▶ EXERCISE AIM: Work out the number of lines with "serviços" in them. Reply with that number and no other words.

▶ GIVEN INFORMATION:
— BEGIN —

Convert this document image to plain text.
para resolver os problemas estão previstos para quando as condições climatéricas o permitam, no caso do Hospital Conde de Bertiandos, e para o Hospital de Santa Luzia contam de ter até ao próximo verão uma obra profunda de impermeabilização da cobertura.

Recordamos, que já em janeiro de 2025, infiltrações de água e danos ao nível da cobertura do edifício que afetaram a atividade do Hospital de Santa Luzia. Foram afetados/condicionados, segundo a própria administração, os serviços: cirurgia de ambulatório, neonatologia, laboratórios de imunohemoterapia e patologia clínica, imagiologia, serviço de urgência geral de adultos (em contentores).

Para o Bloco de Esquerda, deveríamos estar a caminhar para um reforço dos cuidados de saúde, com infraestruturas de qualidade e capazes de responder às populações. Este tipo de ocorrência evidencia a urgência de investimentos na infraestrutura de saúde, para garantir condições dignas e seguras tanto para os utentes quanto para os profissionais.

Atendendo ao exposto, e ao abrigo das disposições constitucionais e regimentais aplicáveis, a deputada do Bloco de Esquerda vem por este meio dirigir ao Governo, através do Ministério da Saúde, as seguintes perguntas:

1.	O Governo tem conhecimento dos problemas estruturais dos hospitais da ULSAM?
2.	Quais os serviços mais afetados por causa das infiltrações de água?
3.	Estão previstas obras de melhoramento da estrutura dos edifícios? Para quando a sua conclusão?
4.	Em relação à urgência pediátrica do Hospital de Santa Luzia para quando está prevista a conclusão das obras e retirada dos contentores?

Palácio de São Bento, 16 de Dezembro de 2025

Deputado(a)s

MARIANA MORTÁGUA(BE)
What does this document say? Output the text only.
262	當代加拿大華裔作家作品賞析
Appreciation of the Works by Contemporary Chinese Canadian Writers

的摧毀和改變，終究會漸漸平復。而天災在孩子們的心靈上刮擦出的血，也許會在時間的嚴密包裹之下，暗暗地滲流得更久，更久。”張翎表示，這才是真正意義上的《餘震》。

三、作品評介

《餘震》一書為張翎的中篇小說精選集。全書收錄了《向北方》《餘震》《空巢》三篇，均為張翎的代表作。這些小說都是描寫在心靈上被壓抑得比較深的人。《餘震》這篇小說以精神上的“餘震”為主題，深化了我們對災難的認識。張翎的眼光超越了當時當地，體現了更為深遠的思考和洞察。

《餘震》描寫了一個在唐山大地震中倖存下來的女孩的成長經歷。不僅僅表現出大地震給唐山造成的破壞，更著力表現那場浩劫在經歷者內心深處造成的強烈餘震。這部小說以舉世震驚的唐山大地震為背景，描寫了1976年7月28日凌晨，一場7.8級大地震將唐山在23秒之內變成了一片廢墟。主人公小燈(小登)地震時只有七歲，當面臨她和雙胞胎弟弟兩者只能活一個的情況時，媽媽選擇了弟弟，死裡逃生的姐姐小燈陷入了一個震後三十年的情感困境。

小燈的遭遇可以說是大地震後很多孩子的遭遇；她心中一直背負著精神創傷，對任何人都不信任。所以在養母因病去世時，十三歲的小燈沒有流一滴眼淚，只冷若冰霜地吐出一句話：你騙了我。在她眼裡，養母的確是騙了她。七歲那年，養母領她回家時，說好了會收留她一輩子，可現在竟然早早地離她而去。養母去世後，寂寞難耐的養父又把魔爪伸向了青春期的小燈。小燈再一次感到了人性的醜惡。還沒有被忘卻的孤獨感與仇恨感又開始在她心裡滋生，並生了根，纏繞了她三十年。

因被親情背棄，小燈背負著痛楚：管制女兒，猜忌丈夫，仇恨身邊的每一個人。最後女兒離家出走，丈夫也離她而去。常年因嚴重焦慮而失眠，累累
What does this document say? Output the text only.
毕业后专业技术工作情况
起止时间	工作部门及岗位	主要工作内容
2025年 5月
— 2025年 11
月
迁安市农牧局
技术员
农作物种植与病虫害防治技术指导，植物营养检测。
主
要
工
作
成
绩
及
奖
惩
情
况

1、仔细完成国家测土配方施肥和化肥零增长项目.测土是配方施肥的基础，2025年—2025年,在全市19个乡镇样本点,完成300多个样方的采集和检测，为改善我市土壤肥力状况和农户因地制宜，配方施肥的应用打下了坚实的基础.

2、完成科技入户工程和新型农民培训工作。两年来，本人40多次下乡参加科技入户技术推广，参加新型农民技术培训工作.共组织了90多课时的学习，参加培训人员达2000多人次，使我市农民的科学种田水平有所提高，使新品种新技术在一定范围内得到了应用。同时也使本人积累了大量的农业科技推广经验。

— END —

▶ SOLUTION BELOW: 2